* Short task:
Search the material below for the word "coordinate" and copy every line in which it occurs.

* Material for this exercise:
......

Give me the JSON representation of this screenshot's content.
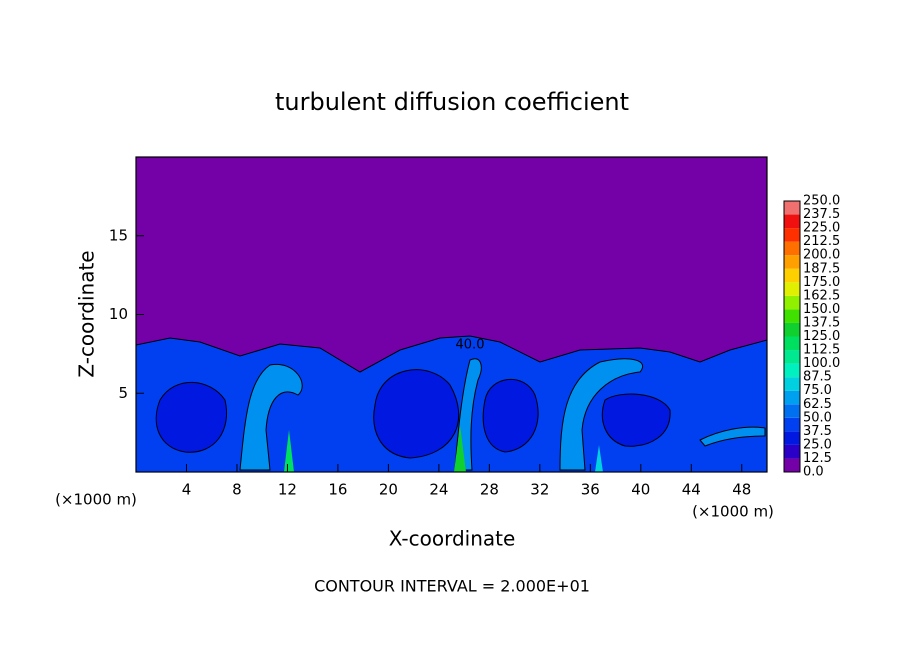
{
  "chart_data": {
    "type": "contour",
    "title": "turbulent diffusion coefficient",
    "x_label": "X-coordinate",
    "y_label": "Z-coordinate",
    "x_unit": "(×1000 m)",
    "x_unit_right": "(×1000 m)",
    "footer": "CONTOUR INTERVAL = 2.000E+01",
    "annotation": "40.0",
    "xlim": [
      0,
      50
    ],
    "ylim": [
      0,
      20
    ],
    "xticks": [
      4,
      8,
      12,
      16,
      20,
      24,
      28,
      32,
      36,
      40,
      44,
      48
    ],
    "yticks": [
      5,
      10,
      15
    ],
    "colorbar_ticks": [
      {
        "value": 0,
        "label": "0.0"
      },
      {
        "value": 12.5,
        "label": "12.5"
      },
      {
        "value": 25,
        "label": "25.0"
      },
      {
        "value": 37.5,
        "label": "37.5"
      },
      {
        "value": 50,
        "label": "50.0"
      },
      {
        "value": 62.5,
        "label": "62.5"
      },
      {
        "value": 75,
        "label": "75.0"
      },
      {
        "value": 87.5,
        "label": "87.5"
      },
      {
        "value": 100,
        "label": "100.0"
      },
      {
        "value": 112.5,
        "label": "112.5"
      },
      {
        "value": 125,
        "label": "125.0"
      },
      {
        "value": 137.5,
        "label": "137.5"
      },
      {
        "value": 150,
        "label": "150.0"
      },
      {
        "value": 162.5,
        "label": "162.5"
      },
      {
        "value": 175,
        "label": "175.0"
      },
      {
        "value": 187.5,
        "label": "187.5"
      },
      {
        "value": 200,
        "label": "200.0"
      },
      {
        "value": 212.5,
        "label": "212.5"
      },
      {
        "value": 225,
        "label": "225.0"
      },
      {
        "value": 237.5,
        "label": "237.5"
      },
      {
        "value": 250,
        "label": "250.0"
      }
    ],
    "colorbar_lim": [
      0,
      250
    ],
    "colors": [
      "#7400a8",
      "#2a00c8",
      "#0018e0",
      "#0040f0",
      "#0070f0",
      "#00a0f0",
      "#00d0e0",
      "#00f0c0",
      "#00e890",
      "#00e060",
      "#10d030",
      "#40e000",
      "#90f000",
      "#e0f000",
      "#ffd000",
      "#ffa000",
      "#ff7000",
      "#ff3000",
      "#f01010",
      "#f07070"
    ]
  }
}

......

* Full answer:
    "x_label": "X-coordinate",
    "y_label": "Z-coordinate",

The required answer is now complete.